begin

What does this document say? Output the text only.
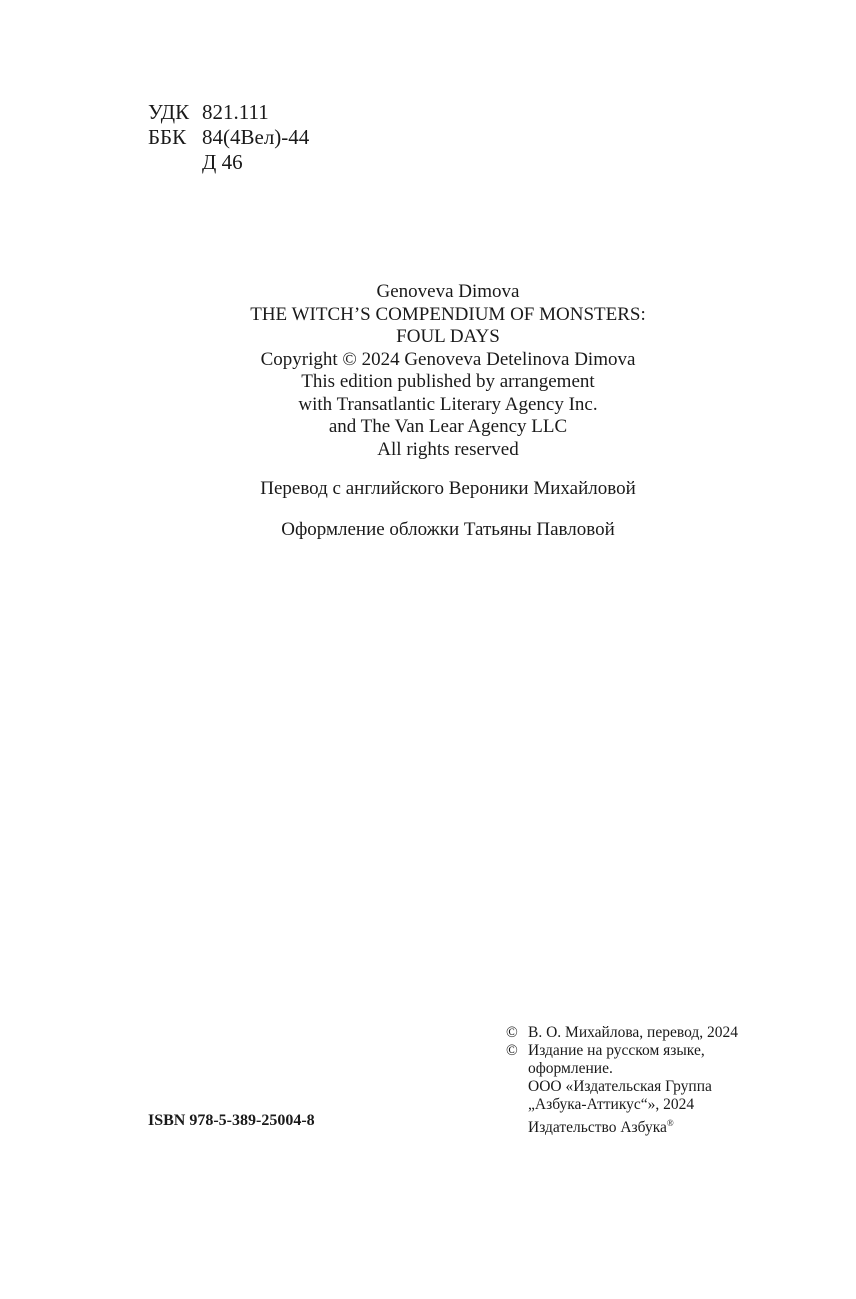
УДК 821.111
ББК 84(4Вел)-44
Д 46
Genoveva Dimova
THE WITCH’S COMPENDIUM OF MONSTERS:
FOUL DAYS
Copyright © 2024 Genoveva Detelinova Dimova
This edition published by arrangement
with Transatlantic Literary Agency Inc.
and The Van Lear Agency LLC
All rights reserved
Перевод с английского Вероники Михайловой
Оформление обложки Татьяны Павловой
ISBN 978-5-389-25004-8
© В. О. Михайлова, перевод, 2024
© Издание на русском языке,
оформление.
ООО «Издательская Группа
„Азбука-Аттикус“», 2024
Издательство Азбука®
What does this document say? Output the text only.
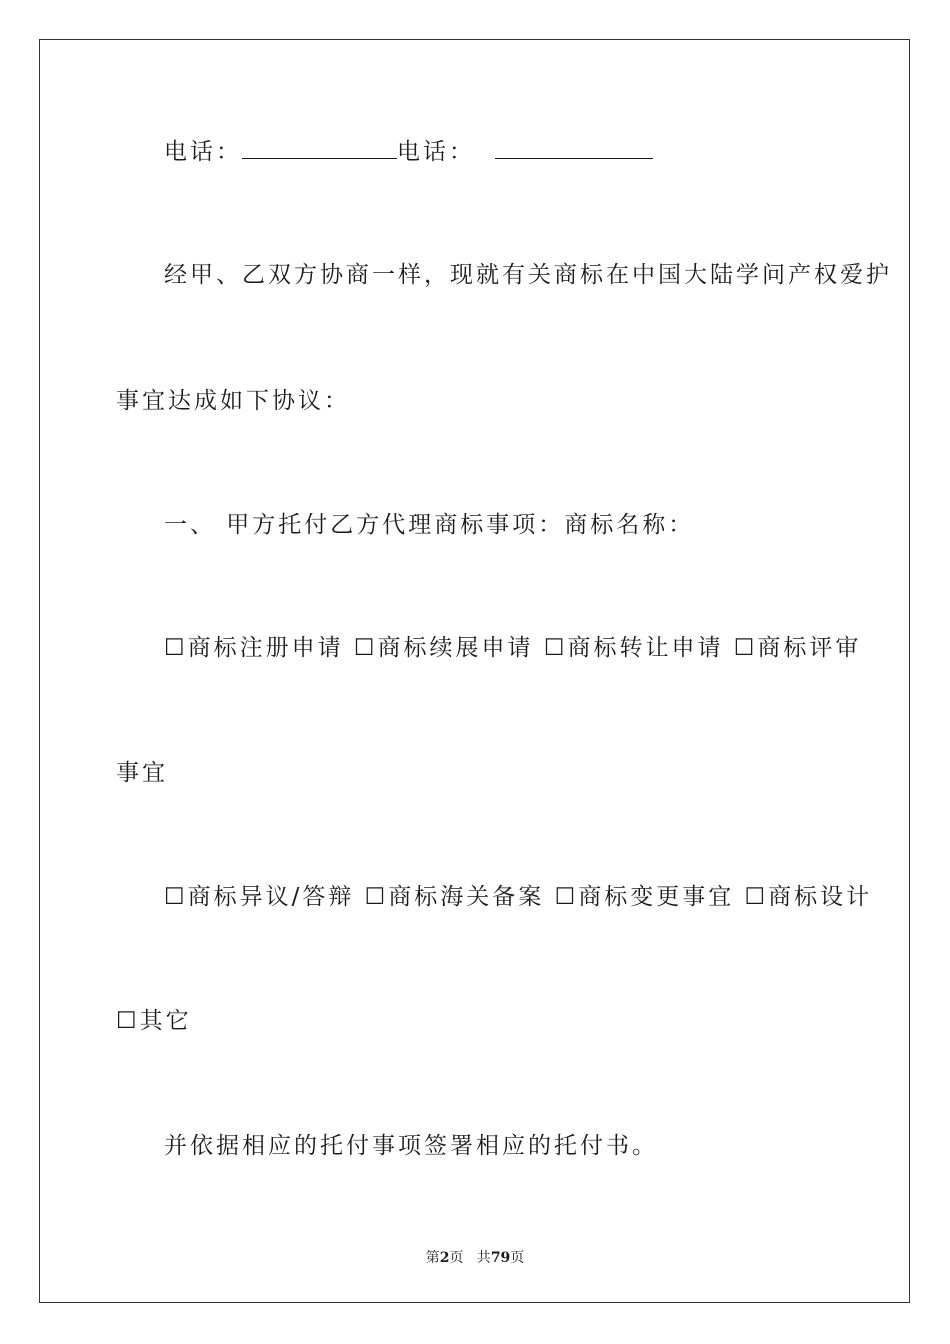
电话：	电话：
经甲、乙双方协商一样，现就有关商标在中国大陆学问产权爱护
事宜达成如下协议：
一、 甲方托付乙方代理商标事项：商标名称：
☐商标注册申请 ☐商标续展申请 ☐商标转让申请 ☐商标评审
事宜
☐商标异议/答辩 ☐商标海关备案 ☐商标变更事宜 ☐商标设计
☐其它
并依据相应的托付事项签署相应的托付书。
第2页   共79页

end

— PROBLEM REQUIREMENTS —
Output, exactly, all the records above; include no pictures.

— WRITTEN RESPONSE —
What does this document say? Output the text only.
УДК 821.111
ББК 84(4Вел)-44
Д 46
Genoveva Dimova
THE WITCH’S COMPENDIUM OF MONSTERS:
FOUL DAYS
Copyright © 2024 Genoveva Detelinova Dimova
This edition published by arrangement
with Transatlantic Literary Agency Inc.
and The Van Lear Agency LLC
All rights reserved
Перевод с английского Вероники Михайловой
Оформление обложки Татьяны Павловой
ISBN 978-5-389-25004-8
© В. О. Михайлова, перевод, 2024
© Издание на русском языке,
оформление.
ООО «Издательская Группа
„Азбука-Аттикус“», 2024
Издательство Азбука®
What does this document say? Output the text only.
电话：	电话：
经甲、乙双方协商一样，现就有关商标在中国大陆学问产权爱护
事宜达成如下协议：
一、 甲方托付乙方代理商标事项：商标名称：
☐商标注册申请 ☐商标续展申请 ☐商标转让申请 ☐商标评审
事宜
☐商标异议/答辩 ☐商标海关备案 ☐商标变更事宜 ☐商标设计
☐其它
并依据相应的托付事项签署相应的托付书。
第2页   共79页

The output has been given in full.